Exercise goal
Can you quote the records below in full, word for word?

┌────────

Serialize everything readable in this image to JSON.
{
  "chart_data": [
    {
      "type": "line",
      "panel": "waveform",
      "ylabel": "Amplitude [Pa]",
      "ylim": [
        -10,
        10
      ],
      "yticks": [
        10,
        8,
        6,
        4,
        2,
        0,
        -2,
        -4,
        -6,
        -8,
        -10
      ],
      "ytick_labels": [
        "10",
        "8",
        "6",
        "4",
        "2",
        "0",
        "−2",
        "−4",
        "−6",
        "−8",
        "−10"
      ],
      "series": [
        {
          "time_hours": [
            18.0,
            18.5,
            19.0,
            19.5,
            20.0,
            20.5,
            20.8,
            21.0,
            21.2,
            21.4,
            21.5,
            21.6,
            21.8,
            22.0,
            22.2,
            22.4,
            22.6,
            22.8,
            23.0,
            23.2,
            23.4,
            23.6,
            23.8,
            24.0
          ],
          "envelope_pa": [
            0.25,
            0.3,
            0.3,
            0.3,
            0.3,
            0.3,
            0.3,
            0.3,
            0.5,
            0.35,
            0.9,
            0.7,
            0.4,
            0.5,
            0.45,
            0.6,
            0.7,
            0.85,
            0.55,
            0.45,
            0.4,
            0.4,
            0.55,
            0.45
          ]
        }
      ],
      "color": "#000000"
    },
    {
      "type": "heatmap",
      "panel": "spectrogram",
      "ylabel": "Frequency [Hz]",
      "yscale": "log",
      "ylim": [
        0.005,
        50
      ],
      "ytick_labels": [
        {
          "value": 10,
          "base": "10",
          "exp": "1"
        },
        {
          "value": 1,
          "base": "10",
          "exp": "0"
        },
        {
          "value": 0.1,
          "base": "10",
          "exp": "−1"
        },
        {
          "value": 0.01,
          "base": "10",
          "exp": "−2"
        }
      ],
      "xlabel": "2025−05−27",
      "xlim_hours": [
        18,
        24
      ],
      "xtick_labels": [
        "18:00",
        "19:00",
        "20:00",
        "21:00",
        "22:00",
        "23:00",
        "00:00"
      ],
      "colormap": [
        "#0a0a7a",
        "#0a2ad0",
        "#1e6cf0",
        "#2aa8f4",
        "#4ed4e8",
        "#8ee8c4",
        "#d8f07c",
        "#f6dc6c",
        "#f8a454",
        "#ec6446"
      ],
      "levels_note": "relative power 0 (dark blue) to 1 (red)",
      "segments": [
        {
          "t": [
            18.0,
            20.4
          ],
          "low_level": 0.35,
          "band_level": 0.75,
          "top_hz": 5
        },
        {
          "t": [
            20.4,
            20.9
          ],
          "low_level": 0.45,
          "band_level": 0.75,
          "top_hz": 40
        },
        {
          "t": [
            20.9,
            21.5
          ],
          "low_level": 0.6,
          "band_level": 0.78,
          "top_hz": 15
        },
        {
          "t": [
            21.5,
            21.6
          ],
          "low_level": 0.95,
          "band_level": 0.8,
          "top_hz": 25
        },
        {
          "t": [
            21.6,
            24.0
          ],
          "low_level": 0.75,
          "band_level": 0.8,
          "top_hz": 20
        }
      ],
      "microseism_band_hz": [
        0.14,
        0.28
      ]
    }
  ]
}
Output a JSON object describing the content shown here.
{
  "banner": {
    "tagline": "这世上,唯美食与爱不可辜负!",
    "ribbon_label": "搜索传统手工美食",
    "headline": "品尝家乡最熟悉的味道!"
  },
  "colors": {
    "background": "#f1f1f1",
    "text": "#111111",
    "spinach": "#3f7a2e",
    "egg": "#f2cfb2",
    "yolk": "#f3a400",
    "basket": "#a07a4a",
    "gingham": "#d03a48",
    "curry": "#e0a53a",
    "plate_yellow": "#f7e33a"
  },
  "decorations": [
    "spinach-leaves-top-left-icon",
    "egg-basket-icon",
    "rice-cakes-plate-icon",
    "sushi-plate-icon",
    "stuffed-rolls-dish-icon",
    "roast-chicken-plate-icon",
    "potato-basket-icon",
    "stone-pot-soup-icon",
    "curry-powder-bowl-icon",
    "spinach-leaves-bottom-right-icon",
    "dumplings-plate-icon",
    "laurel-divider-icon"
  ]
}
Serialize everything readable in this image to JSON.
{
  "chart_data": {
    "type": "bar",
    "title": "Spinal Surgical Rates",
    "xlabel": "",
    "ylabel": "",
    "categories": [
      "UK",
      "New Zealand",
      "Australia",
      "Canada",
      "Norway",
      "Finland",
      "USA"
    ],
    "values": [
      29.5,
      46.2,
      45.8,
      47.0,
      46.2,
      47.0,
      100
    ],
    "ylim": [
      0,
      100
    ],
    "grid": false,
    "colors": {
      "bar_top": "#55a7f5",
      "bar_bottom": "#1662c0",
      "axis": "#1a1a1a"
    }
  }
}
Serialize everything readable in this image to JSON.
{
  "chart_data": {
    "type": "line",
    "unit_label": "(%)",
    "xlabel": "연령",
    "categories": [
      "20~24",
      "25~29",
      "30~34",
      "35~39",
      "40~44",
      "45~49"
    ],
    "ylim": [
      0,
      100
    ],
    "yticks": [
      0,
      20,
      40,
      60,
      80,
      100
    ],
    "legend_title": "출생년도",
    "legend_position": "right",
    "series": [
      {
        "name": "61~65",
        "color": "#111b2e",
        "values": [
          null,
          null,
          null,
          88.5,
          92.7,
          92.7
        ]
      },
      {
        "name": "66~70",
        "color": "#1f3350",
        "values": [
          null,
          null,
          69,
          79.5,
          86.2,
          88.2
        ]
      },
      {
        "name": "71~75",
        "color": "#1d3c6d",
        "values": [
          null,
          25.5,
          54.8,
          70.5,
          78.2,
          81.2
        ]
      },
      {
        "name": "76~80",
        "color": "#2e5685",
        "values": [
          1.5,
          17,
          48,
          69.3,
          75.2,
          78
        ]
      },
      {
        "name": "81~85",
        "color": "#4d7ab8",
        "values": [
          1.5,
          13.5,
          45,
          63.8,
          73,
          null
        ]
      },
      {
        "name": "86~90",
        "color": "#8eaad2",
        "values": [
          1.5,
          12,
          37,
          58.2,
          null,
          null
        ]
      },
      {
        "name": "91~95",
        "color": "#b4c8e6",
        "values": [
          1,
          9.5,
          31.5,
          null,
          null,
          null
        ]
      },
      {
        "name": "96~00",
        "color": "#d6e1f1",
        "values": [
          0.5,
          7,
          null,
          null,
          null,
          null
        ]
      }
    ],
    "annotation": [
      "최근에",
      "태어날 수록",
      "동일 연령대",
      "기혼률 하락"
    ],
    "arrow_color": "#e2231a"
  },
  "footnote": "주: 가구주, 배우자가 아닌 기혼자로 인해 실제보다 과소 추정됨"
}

└────────

Exercise answer
Serialize everything readable in this image to JSON.
{
  "chart_data": [
    {
      "type": "line",
      "panel": "waveform",
      "ylabel": "Amplitude [Pa]",
      "ylim": [
        -10,
        10
      ],
      "yticks": [
        10,
        8,
        6,
        4,
        2,
        0,
        -2,
        -4,
        -6,
        -8,
        -10
      ],
      "ytick_labels": [
        "10",
        "8",
        "6",
        "4",
        "2",
        "0",
        "−2",
        "−4",
        "−6",
        "−8",
        "−10"
      ],
      "series": [
        {
          "time_hours": [
            18.0,
            18.5,
            19.0,
            19.5,
            20.0,
            20.5,
            20.8,
            21.0,
            21.2,
            21.4,
            21.5,
            21.6,
            21.8,
            22.0,
            22.2,
            22.4,
            22.6,
            22.8,
            23.0,
            23.2,
            23.4,
            23.6,
            23.8,
            24.0
          ],
          "envelope_pa": [
            0.25,
            0.3,
            0.3,
            0.3,
            0.3,
            0.3,
            0.3,
            0.3,
            0.5,
            0.35,
            0.9,
            0.7,
            0.4,
            0.5,
            0.45,
            0.6,
            0.7,
            0.85,
            0.55,
            0.45,
            0.4,
            0.4,
            0.55,
            0.45
          ]
        }
      ],
      "color": "#000000"
    },
    {
      "type": "heatmap",
      "panel": "spectrogram",
      "ylabel": "Frequency [Hz]",
      "yscale": "log",
      "ylim": [
        0.005,
        50
      ],
      "ytick_labels": [
        {
          "value": 10,
          "base": "10",
          "exp": "1"
        },
        {
          "value": 1,
          "base": "10",
          "exp": "0"
        },
        {
          "value": 0.1,
          "base": "10",
          "exp": "−1"
        },
        {
          "value": 0.01,
          "base": "10",
          "exp": "−2"
        }
      ],
      "xlabel": "2025−05−27",
      "xlim_hours": [
        18,
        24
      ],
      "xtick_labels": [
        "18:00",
        "19:00",
        "20:00",
        "21:00",
        "22:00",
        "23:00",
        "00:00"
      ],
      "colormap": [
        "#0a0a7a",
        "#0a2ad0",
        "#1e6cf0",
        "#2aa8f4",
        "#4ed4e8",
        "#8ee8c4",
        "#d8f07c",
        "#f6dc6c",
        "#f8a454",
        "#ec6446"
      ],
      "levels_note": "relative power 0 (dark blue) to 1 (red)",
      "segments": [
        {
          "t": [
            18.0,
            20.4
          ],
          "low_level": 0.35,
          "band_level": 0.75,
          "top_hz": 5
        },
        {
          "t": [
            20.4,
            20.9
          ],
          "low_level": 0.45,
          "band_level": 0.75,
          "top_hz": 40
        },
        {
          "t": [
            20.9,
            21.5
          ],
          "low_level": 0.6,
          "band_level": 0.78,
          "top_hz": 15
        },
        {
          "t": [
            21.5,
            21.6
          ],
          "low_level": 0.95,
          "band_level": 0.8,
          "top_hz": 25
        },
        {
          "t": [
            21.6,
            24.0
          ],
          "low_level": 0.75,
          "band_level": 0.8,
          "top_hz": 20
        }
      ],
      "microseism_band_hz": [
        0.14,
        0.28
      ]
    }
  ]
}
Output a JSON object describing the content shown here.
{
  "banner": {
    "tagline": "这世上,唯美食与爱不可辜负!",
    "ribbon_label": "搜索传统手工美食",
    "headline": "品尝家乡最熟悉的味道!"
  },
  "colors": {
    "background": "#f1f1f1",
    "text": "#111111",
    "spinach": "#3f7a2e",
    "egg": "#f2cfb2",
    "yolk": "#f3a400",
    "basket": "#a07a4a",
    "gingham": "#d03a48",
    "curry": "#e0a53a",
    "plate_yellow": "#f7e33a"
  },
  "decorations": [
    "spinach-leaves-top-left-icon",
    "egg-basket-icon",
    "rice-cakes-plate-icon",
    "sushi-plate-icon",
    "stuffed-rolls-dish-icon",
    "roast-chicken-plate-icon",
    "potato-basket-icon",
    "stone-pot-soup-icon",
    "curry-powder-bowl-icon",
    "spinach-leaves-bottom-right-icon",
    "dumplings-plate-icon",
    "laurel-divider-icon"
  ]
}
Serialize everything readable in this image to JSON.
{
  "chart_data": {
    "type": "bar",
    "title": "Spinal Surgical Rates",
    "xlabel": "",
    "ylabel": "",
    "categories": [
      "UK",
      "New Zealand",
      "Australia",
      "Canada",
      "Norway",
      "Finland",
      "USA"
    ],
    "values": [
      29.5,
      46.2,
      45.8,
      47.0,
      46.2,
      47.0,
      100
    ],
    "ylim": [
      0,
      100
    ],
    "grid": false,
    "colors": {
      "bar_top": "#55a7f5",
      "bar_bottom": "#1662c0",
      "axis": "#1a1a1a"
    }
  }
}
Serialize everything readable in this image to JSON.
{
  "chart_data": {
    "type": "line",
    "unit_label": "(%)",
    "xlabel": "연령",
    "categories": [
      "20~24",
      "25~29",
      "30~34",
      "35~39",
      "40~44",
      "45~49"
    ],
    "ylim": [
      0,
      100
    ],
    "yticks": [
      0,
      20,
      40,
      60,
      80,
      100
    ],
    "legend_title": "출생년도",
    "legend_position": "right",
    "series": [
      {
        "name": "61~65",
        "color": "#111b2e",
        "values": [
          null,
          null,
          null,
          88.5,
          92.7,
          92.7
        ]
      },
      {
        "name": "66~70",
        "color": "#1f3350",
        "values": [
          null,
          null,
          69,
          79.5,
          86.2,
          88.2
        ]
      },
      {
        "name": "71~75",
        "color": "#1d3c6d",
        "values": [
          null,
          25.5,
          54.8,
          70.5,
          78.2,
          81.2
        ]
      },
      {
        "name": "76~80",
        "color": "#2e5685",
        "values": [
          1.5,
          17,
          48,
          69.3,
          75.2,
          78
        ]
      },
      {
        "name": "81~85",
        "color": "#4d7ab8",
        "values": [
          1.5,
          13.5,
          45,
          63.8,
          73,
          null
        ]
      },
      {
        "name": "86~90",
        "color": "#8eaad2",
        "values": [
          1.5,
          12,
          37,
          58.2,
          null,
          null
        ]
      },
      {
        "name": "91~95",
        "color": "#b4c8e6",
        "values": [
          1,
          9.5,
          31.5,
          null,
          null,
          null
        ]
      },
      {
        "name": "96~00",
        "color": "#d6e1f1",
        "values": [
          0.5,
          7,
          null,
          null,
          null,
          null
        ]
      }
    ],
    "annotation": [
      "최근에",
      "태어날 수록",
      "동일 연령대",
      "기혼률 하락"
    ],
    "arrow_color": "#e2231a"
  },
  "footnote": "주: 가구주, 배우자가 아닌 기혼자로 인해 실제보다 과소 추정됨"
}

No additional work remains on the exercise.